What you will do: Set down each record exactly as written.
_ _ _ _
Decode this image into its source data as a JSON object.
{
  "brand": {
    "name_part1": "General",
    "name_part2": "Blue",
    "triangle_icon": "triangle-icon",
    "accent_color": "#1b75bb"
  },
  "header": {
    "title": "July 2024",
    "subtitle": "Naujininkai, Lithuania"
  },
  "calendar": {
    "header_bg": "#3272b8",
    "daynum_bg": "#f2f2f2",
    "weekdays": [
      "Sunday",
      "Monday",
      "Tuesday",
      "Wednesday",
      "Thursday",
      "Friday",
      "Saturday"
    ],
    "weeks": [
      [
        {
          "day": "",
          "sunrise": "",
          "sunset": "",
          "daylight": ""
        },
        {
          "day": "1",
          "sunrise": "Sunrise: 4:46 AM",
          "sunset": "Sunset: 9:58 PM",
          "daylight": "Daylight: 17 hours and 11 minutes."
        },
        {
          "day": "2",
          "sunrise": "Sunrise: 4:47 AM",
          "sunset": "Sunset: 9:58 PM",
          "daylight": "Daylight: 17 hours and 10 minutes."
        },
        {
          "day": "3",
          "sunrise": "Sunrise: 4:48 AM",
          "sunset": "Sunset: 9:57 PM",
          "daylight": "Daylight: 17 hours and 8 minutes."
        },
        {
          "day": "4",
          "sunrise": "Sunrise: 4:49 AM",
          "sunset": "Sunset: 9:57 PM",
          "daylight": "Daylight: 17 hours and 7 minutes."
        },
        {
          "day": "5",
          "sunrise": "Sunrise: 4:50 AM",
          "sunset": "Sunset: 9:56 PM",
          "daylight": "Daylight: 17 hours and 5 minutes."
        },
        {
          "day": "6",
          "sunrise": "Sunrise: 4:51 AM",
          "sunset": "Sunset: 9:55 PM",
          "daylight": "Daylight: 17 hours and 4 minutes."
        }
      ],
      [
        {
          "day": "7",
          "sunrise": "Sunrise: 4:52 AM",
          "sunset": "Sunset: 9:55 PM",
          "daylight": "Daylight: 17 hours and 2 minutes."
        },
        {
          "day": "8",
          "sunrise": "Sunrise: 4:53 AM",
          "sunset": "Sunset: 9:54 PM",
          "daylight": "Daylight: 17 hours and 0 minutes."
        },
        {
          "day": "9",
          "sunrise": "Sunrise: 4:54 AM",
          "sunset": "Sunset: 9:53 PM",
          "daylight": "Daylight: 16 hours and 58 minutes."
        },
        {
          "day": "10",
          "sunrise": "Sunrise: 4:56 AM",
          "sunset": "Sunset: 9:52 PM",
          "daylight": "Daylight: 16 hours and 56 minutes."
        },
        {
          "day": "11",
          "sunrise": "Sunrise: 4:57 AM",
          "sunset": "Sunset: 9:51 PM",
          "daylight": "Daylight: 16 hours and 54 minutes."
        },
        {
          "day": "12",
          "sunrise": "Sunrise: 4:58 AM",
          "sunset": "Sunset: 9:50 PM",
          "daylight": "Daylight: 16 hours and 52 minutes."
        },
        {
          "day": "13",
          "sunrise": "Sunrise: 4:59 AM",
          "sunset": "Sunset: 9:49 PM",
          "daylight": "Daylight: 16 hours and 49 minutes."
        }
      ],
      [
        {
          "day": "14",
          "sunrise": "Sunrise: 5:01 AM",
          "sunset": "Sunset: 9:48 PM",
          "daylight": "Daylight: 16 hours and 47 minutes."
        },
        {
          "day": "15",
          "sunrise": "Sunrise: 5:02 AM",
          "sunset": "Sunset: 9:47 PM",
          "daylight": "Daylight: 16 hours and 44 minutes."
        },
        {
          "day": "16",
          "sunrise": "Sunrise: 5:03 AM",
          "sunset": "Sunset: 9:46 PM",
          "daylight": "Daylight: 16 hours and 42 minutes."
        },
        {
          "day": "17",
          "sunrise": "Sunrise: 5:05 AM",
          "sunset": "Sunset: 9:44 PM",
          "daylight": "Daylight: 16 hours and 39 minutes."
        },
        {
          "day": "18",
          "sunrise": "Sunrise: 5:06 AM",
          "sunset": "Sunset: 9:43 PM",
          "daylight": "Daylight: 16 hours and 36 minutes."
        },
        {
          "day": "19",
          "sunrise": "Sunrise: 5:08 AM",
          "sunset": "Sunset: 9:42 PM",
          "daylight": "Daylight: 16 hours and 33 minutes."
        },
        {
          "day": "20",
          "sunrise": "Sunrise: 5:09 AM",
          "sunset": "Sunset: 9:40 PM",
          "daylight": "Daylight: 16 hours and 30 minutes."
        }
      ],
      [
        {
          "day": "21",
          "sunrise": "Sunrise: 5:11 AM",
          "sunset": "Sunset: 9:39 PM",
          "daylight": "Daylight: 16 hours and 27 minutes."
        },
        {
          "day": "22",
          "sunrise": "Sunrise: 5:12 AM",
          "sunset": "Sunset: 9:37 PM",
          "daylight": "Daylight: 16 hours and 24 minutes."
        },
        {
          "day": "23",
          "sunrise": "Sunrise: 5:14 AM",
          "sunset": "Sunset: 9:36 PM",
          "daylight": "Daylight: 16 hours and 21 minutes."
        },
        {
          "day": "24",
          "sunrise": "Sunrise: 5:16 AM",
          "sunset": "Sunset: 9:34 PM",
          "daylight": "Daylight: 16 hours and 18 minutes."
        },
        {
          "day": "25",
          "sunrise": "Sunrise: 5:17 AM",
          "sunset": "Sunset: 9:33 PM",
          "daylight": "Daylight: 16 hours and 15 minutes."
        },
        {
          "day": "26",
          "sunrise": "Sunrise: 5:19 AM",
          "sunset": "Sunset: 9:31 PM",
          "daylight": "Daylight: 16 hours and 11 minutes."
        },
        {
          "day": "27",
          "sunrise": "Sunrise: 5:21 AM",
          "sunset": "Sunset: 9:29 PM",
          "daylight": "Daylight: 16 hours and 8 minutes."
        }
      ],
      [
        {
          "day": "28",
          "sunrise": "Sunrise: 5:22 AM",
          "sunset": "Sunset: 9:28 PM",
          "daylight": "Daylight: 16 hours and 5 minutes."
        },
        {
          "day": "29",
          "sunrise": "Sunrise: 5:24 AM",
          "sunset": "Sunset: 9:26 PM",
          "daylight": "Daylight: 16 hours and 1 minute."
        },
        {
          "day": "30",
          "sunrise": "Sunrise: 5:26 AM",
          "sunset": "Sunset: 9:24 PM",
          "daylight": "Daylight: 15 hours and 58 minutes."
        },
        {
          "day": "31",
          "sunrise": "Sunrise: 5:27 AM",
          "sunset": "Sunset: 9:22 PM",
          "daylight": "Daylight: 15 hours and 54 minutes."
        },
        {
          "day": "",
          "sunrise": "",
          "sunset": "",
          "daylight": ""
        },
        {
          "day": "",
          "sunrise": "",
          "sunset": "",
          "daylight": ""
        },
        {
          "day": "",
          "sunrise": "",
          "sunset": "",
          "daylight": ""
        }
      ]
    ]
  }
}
_ _ _ _
Result:
Decode this image into its source data as a JSON object.
{
  "brand": {
    "name_part1": "General",
    "name_part2": "Blue",
    "triangle_icon": "triangle-icon",
    "accent_color": "#1b75bb"
  },
  "header": {
    "title": "July 2024",
    "subtitle": "Naujininkai, Lithuania"
  },
  "calendar": {
    "header_bg": "#3272b8",
    "daynum_bg": "#f2f2f2",
    "weekdays": [
      "Sunday",
      "Monday",
      "Tuesday",
      "Wednesday",
      "Thursday",
      "Friday",
      "Saturday"
    ],
    "weeks": [
      [
        {
          "day": "",
          "sunrise": "",
          "sunset": "",
          "daylight": ""
        },
        {
          "day": "1",
          "sunrise": "Sunrise: 4:46 AM",
          "sunset": "Sunset: 9:58 PM",
          "daylight": "Daylight: 17 hours and 11 minutes."
        },
        {
          "day": "2",
          "sunrise": "Sunrise: 4:47 AM",
          "sunset": "Sunset: 9:58 PM",
          "daylight": "Daylight: 17 hours and 10 minutes."
        },
        {
          "day": "3",
          "sunrise": "Sunrise: 4:48 AM",
          "sunset": "Sunset: 9:57 PM",
          "daylight": "Daylight: 17 hours and 8 minutes."
        },
        {
          "day": "4",
          "sunrise": "Sunrise: 4:49 AM",
          "sunset": "Sunset: 9:57 PM",
          "daylight": "Daylight: 17 hours and 7 minutes."
        },
        {
          "day": "5",
          "sunrise": "Sunrise: 4:50 AM",
          "sunset": "Sunset: 9:56 PM",
          "daylight": "Daylight: 17 hours and 5 minutes."
        },
        {
          "day": "6",
          "sunrise": "Sunrise: 4:51 AM",
          "sunset": "Sunset: 9:55 PM",
          "daylight": "Daylight: 17 hours and 4 minutes."
        }
      ],
      [
        {
          "day": "7",
          "sunrise": "Sunrise: 4:52 AM",
          "sunset": "Sunset: 9:55 PM",
          "daylight": "Daylight: 17 hours and 2 minutes."
        },
        {
          "day": "8",
          "sunrise": "Sunrise: 4:53 AM",
          "sunset": "Sunset: 9:54 PM",
          "daylight": "Daylight: 17 hours and 0 minutes."
        },
        {
          "day": "9",
          "sunrise": "Sunrise: 4:54 AM",
          "sunset": "Sunset: 9:53 PM",
          "daylight": "Daylight: 16 hours and 58 minutes."
        },
        {
          "day": "10",
          "sunrise": "Sunrise: 4:56 AM",
          "sunset": "Sunset: 9:52 PM",
          "daylight": "Daylight: 16 hours and 56 minutes."
        },
        {
          "day": "11",
          "sunrise": "Sunrise: 4:57 AM",
          "sunset": "Sunset: 9:51 PM",
          "daylight": "Daylight: 16 hours and 54 minutes."
        },
        {
          "day": "12",
          "sunrise": "Sunrise: 4:58 AM",
          "sunset": "Sunset: 9:50 PM",
          "daylight": "Daylight: 16 hours and 52 minutes."
        },
        {
          "day": "13",
          "sunrise": "Sunrise: 4:59 AM",
          "sunset": "Sunset: 9:49 PM",
          "daylight": "Daylight: 16 hours and 49 minutes."
        }
      ],
      [
        {
          "day": "14",
          "sunrise": "Sunrise: 5:01 AM",
          "sunset": "Sunset: 9:48 PM",
          "daylight": "Daylight: 16 hours and 47 minutes."
        },
        {
          "day": "15",
          "sunrise": "Sunrise: 5:02 AM",
          "sunset": "Sunset: 9:47 PM",
          "daylight": "Daylight: 16 hours and 44 minutes."
        },
        {
          "day": "16",
          "sunrise": "Sunrise: 5:03 AM",
          "sunset": "Sunset: 9:46 PM",
          "daylight": "Daylight: 16 hours and 42 minutes."
        },
        {
          "day": "17",
          "sunrise": "Sunrise: 5:05 AM",
          "sunset": "Sunset: 9:44 PM",
          "daylight": "Daylight: 16 hours and 39 minutes."
        },
        {
          "day": "18",
          "sunrise": "Sunrise: 5:06 AM",
          "sunset": "Sunset: 9:43 PM",
          "daylight": "Daylight: 16 hours and 36 minutes."
        },
        {
          "day": "19",
          "sunrise": "Sunrise: 5:08 AM",
          "sunset": "Sunset: 9:42 PM",
          "daylight": "Daylight: 16 hours and 33 minutes."
        },
        {
          "day": "20",
          "sunrise": "Sunrise: 5:09 AM",
          "sunset": "Sunset: 9:40 PM",
          "daylight": "Daylight: 16 hours and 30 minutes."
        }
      ],
      [
        {
          "day": "21",
          "sunrise": "Sunrise: 5:11 AM",
          "sunset": "Sunset: 9:39 PM",
          "daylight": "Daylight: 16 hours and 27 minutes."
        },
        {
          "day": "22",
          "sunrise": "Sunrise: 5:12 AM",
          "sunset": "Sunset: 9:37 PM",
          "daylight": "Daylight: 16 hours and 24 minutes."
        },
        {
          "day": "23",
          "sunrise": "Sunrise: 5:14 AM",
          "sunset": "Sunset: 9:36 PM",
          "daylight": "Daylight: 16 hours and 21 minutes."
        },
        {
          "day": "24",
          "sunrise": "Sunrise: 5:16 AM",
          "sunset": "Sunset: 9:34 PM",
          "daylight": "Daylight: 16 hours and 18 minutes."
        },
        {
          "day": "25",
          "sunrise": "Sunrise: 5:17 AM",
          "sunset": "Sunset: 9:33 PM",
          "daylight": "Daylight: 16 hours and 15 minutes."
        },
        {
          "day": "26",
          "sunrise": "Sunrise: 5:19 AM",
          "sunset": "Sunset: 9:31 PM",
          "daylight": "Daylight: 16 hours and 11 minutes."
        },
        {
          "day": "27",
          "sunrise": "Sunrise: 5:21 AM",
          "sunset": "Sunset: 9:29 PM",
          "daylight": "Daylight: 16 hours and 8 minutes."
        }
      ],
      [
        {
          "day": "28",
          "sunrise": "Sunrise: 5:22 AM",
          "sunset": "Sunset: 9:28 PM",
          "daylight": "Daylight: 16 hours and 5 minutes."
        },
        {
          "day": "29",
          "sunrise": "Sunrise: 5:24 AM",
          "sunset": "Sunset: 9:26 PM",
          "daylight": "Daylight: 16 hours and 1 minute."
        },
        {
          "day": "30",
          "sunrise": "Sunrise: 5:26 AM",
          "sunset": "Sunset: 9:24 PM",
          "daylight": "Daylight: 15 hours and 58 minutes."
        },
        {
          "day": "31",
          "sunrise": "Sunrise: 5:27 AM",
          "sunset": "Sunset: 9:22 PM",
          "daylight": "Daylight: 15 hours and 54 minutes."
        },
        {
          "day": "",
          "sunrise": "",
          "sunset": "",
          "daylight": ""
        },
        {
          "day": "",
          "sunrise": "",
          "sunset": "",
          "daylight": ""
        },
        {
          "day": "",
          "sunrise": "",
          "sunset": "",
          "daylight": ""
        }
      ]
    ]
  }
}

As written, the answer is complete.